-- begin Records --
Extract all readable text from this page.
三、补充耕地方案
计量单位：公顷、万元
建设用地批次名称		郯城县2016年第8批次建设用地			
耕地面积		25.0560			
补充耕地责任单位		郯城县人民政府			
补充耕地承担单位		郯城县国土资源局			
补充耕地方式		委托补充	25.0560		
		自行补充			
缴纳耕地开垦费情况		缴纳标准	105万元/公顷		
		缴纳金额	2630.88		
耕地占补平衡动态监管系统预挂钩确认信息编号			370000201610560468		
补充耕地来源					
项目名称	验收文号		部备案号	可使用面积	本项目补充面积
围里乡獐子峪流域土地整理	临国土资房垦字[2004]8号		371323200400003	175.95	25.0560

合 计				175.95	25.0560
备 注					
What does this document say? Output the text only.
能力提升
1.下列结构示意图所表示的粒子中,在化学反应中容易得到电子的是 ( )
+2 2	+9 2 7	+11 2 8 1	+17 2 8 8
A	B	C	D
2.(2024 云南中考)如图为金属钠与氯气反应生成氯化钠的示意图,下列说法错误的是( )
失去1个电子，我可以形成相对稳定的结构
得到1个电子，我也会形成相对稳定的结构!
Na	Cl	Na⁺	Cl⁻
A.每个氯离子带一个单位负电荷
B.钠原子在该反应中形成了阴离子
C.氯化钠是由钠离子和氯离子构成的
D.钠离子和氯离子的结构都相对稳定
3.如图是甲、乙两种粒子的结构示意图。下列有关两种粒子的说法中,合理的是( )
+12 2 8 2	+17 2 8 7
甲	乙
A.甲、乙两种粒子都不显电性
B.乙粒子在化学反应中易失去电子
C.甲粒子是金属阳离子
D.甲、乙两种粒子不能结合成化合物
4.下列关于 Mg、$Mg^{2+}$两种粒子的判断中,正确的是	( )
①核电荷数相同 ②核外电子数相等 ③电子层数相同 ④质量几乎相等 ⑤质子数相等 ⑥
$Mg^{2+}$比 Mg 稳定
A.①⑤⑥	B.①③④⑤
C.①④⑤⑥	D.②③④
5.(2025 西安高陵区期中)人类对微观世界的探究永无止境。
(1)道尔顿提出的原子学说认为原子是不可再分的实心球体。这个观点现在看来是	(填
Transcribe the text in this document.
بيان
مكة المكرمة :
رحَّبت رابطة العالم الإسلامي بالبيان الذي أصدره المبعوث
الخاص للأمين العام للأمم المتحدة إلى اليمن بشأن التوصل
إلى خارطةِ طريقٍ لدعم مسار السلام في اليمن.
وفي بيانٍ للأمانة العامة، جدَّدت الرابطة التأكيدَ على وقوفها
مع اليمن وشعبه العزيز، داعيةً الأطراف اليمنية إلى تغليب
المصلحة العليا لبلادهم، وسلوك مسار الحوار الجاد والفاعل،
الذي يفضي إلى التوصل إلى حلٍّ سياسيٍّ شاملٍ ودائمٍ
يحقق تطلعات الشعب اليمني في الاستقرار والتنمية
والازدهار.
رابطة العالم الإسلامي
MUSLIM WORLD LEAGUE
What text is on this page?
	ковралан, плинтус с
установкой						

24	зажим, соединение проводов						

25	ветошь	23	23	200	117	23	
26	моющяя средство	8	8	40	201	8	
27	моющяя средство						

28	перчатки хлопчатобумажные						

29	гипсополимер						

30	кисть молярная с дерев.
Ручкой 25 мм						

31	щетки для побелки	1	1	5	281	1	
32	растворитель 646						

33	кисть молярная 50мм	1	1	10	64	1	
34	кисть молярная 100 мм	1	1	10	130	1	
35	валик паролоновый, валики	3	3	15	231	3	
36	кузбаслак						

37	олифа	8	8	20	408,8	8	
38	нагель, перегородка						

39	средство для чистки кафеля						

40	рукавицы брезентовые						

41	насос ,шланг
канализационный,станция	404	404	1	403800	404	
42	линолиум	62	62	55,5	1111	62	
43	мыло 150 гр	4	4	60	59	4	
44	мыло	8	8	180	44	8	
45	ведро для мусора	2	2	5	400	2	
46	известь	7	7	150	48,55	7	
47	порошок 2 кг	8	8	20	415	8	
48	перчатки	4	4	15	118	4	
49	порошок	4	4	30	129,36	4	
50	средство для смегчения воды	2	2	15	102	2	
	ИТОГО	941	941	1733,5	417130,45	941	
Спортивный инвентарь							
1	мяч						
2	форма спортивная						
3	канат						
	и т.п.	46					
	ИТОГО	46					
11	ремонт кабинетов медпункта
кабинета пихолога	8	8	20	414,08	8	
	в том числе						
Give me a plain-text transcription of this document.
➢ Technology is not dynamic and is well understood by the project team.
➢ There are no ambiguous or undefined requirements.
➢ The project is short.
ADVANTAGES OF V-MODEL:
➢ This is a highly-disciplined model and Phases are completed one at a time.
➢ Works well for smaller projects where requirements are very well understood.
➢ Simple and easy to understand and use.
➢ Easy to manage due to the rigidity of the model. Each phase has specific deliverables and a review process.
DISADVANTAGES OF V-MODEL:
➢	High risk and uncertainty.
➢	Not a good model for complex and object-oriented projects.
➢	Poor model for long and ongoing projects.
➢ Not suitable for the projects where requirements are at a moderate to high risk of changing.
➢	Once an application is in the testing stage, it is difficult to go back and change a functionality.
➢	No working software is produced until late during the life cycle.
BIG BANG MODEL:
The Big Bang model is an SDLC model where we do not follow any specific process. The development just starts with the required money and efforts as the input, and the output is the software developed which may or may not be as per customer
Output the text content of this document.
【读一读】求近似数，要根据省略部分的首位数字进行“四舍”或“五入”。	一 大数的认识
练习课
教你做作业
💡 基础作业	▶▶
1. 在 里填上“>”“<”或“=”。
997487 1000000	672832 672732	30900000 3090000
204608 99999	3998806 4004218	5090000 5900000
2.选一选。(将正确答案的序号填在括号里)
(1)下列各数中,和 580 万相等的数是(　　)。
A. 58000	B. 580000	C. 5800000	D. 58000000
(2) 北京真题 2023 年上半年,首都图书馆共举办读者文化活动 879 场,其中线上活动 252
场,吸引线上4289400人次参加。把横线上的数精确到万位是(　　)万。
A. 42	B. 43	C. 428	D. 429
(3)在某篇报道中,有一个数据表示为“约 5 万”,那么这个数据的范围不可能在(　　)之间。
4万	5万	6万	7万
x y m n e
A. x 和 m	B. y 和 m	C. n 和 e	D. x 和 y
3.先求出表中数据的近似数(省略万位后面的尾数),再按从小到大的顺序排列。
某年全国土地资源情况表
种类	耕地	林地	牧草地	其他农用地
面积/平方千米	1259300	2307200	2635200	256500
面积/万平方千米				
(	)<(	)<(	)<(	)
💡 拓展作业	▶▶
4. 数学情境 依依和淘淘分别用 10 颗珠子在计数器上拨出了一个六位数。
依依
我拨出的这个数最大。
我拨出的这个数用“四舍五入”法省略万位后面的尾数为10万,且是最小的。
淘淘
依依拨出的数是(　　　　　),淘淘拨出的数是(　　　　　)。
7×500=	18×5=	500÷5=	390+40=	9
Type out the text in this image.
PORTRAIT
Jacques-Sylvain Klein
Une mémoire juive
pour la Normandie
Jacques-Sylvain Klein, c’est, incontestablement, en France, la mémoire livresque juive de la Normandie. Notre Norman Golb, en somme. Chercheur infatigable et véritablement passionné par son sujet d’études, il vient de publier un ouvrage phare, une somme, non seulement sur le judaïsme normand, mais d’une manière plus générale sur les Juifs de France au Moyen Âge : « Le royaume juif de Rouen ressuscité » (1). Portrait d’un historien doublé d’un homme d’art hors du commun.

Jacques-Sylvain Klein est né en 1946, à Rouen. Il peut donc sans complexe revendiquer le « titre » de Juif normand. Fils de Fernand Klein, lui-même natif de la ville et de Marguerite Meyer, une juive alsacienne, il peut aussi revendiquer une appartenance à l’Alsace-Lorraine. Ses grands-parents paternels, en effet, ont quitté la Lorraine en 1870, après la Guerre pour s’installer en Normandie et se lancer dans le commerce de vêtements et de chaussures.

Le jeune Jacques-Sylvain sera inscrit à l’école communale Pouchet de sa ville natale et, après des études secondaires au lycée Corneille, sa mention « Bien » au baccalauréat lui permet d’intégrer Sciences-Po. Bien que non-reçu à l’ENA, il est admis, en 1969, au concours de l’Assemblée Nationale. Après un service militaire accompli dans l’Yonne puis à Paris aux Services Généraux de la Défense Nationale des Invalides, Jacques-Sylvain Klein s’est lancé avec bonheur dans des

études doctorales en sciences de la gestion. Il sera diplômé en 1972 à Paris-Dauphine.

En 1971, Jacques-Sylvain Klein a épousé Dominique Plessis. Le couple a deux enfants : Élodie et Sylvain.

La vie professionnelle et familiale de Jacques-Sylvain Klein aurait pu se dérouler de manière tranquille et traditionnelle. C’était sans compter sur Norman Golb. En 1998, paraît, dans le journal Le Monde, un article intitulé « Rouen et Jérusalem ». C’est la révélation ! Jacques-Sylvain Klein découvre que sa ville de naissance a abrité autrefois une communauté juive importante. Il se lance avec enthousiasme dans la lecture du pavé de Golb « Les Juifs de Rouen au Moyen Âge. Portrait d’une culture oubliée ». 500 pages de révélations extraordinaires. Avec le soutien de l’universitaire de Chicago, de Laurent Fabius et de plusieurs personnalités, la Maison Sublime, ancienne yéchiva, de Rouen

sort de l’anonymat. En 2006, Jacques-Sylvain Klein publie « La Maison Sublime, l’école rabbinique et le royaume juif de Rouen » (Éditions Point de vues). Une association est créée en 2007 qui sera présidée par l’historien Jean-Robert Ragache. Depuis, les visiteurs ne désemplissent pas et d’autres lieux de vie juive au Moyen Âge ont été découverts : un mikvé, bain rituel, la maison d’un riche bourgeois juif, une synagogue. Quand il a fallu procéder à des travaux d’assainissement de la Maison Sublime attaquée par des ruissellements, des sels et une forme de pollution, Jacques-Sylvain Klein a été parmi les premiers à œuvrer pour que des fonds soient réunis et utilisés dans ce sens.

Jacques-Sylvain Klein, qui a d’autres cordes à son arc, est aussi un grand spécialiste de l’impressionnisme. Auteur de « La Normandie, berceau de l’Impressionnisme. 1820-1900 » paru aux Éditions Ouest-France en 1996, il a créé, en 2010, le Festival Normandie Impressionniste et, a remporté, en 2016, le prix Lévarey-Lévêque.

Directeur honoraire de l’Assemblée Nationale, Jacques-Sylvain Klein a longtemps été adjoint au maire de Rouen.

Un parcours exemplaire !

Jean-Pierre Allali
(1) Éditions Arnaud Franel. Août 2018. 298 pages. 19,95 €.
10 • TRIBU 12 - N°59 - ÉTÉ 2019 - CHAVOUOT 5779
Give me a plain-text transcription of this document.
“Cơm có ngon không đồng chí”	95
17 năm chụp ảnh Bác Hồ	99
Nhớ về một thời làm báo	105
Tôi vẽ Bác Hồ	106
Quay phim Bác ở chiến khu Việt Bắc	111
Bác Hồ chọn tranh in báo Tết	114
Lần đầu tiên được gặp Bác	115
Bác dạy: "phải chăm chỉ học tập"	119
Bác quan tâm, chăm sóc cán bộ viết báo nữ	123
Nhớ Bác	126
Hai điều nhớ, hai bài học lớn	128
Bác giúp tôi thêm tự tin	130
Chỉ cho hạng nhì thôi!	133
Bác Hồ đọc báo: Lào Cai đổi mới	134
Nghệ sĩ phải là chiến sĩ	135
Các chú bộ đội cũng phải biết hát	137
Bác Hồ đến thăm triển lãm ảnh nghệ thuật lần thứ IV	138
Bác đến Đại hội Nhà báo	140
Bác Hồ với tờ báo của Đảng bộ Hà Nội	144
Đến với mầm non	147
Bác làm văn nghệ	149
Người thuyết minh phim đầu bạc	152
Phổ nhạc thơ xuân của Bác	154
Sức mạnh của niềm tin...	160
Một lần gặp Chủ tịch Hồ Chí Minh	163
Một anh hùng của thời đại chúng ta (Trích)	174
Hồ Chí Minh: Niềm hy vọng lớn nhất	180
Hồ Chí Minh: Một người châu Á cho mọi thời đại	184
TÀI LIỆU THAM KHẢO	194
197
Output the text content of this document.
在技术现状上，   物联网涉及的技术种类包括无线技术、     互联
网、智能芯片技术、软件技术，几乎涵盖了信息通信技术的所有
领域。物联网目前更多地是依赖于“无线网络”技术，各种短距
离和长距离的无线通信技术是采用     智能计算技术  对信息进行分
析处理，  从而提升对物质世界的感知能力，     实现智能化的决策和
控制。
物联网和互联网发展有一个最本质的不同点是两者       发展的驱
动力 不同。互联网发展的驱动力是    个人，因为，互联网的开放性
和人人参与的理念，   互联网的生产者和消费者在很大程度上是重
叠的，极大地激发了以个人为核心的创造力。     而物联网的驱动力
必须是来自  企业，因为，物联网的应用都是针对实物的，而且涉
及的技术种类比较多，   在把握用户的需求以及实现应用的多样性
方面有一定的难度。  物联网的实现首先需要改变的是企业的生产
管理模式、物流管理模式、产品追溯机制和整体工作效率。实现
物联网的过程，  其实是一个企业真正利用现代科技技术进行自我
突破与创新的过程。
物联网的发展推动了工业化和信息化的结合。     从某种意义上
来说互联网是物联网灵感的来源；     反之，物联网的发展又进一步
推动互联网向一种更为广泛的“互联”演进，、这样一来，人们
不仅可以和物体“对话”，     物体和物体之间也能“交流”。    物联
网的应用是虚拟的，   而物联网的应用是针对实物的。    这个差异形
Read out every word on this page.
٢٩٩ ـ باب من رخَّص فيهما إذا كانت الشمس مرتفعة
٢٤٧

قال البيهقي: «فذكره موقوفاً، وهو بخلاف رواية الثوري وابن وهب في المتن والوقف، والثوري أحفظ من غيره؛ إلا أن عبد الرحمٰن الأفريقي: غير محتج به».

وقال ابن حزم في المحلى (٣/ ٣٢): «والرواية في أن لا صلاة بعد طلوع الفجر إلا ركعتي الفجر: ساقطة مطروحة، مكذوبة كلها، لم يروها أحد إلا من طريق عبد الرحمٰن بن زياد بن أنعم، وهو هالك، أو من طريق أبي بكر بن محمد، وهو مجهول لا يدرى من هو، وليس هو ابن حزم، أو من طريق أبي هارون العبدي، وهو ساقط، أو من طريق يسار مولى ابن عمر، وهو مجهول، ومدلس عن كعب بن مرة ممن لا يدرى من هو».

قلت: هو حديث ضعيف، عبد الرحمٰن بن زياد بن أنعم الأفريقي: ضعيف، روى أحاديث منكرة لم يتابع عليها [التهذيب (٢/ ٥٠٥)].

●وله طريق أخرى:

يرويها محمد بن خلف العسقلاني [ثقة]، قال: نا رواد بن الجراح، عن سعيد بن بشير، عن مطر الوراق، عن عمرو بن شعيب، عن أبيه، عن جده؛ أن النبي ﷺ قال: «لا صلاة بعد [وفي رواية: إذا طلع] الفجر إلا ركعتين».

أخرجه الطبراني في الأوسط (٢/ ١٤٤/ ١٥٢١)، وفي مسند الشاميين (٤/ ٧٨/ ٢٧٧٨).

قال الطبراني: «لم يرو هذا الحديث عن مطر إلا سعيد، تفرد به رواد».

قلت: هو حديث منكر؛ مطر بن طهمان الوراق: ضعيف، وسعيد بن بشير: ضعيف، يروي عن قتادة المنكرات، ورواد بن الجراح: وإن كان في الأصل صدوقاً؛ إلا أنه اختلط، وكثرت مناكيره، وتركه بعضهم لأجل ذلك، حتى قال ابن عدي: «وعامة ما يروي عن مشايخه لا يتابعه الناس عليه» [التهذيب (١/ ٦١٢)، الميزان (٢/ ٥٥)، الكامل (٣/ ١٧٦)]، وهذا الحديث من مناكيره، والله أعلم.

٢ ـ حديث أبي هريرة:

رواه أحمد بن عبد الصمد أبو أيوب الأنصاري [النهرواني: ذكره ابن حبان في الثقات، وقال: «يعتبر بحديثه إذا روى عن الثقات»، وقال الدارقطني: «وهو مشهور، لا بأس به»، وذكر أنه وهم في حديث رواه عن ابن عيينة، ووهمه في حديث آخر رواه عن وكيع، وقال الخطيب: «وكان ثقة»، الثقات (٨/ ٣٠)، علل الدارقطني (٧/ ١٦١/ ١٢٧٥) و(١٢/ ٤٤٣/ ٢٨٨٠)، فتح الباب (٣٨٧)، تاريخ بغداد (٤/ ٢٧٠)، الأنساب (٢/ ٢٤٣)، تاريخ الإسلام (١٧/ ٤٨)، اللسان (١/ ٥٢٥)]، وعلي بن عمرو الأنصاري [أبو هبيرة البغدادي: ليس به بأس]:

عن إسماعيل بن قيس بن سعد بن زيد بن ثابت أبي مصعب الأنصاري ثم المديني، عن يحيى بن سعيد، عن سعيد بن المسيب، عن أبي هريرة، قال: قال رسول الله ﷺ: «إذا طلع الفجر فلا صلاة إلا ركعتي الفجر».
-- end Records --
Exercise instructions: Each line in the data that holds the string "زياد" should be found and copied.

Full solution:
وقال ابن حزم في المحلى (٣/ ٣٢): «والرواية في أن لا صلاة بعد طلوع الفجر إلا ركعتي الفجر: ساقطة مطروحة، مكذوبة كلها، لم يروها أحد إلا من طريق عبد الرحمٰن بن زياد بن أنعم، وهو هالك، أو من طريق أبي بكر بن محمد، وهو مجهول لا يدرى من هو، وليس هو ابن حزم، أو من طريق أبي هارون العبدي، وهو ساقط، أو من طريق يسار مولى ابن عمر، وهو مجهول، ومدلس عن كعب بن مرة ممن لا يدرى من هو».
قلت: هو حديث ضعيف، عبد الرحمٰن بن زياد بن أنعم الأفريقي: ضعيف، روى أحاديث منكرة لم يتابع عليها [التهذيب (٢/ ٥٠٥)].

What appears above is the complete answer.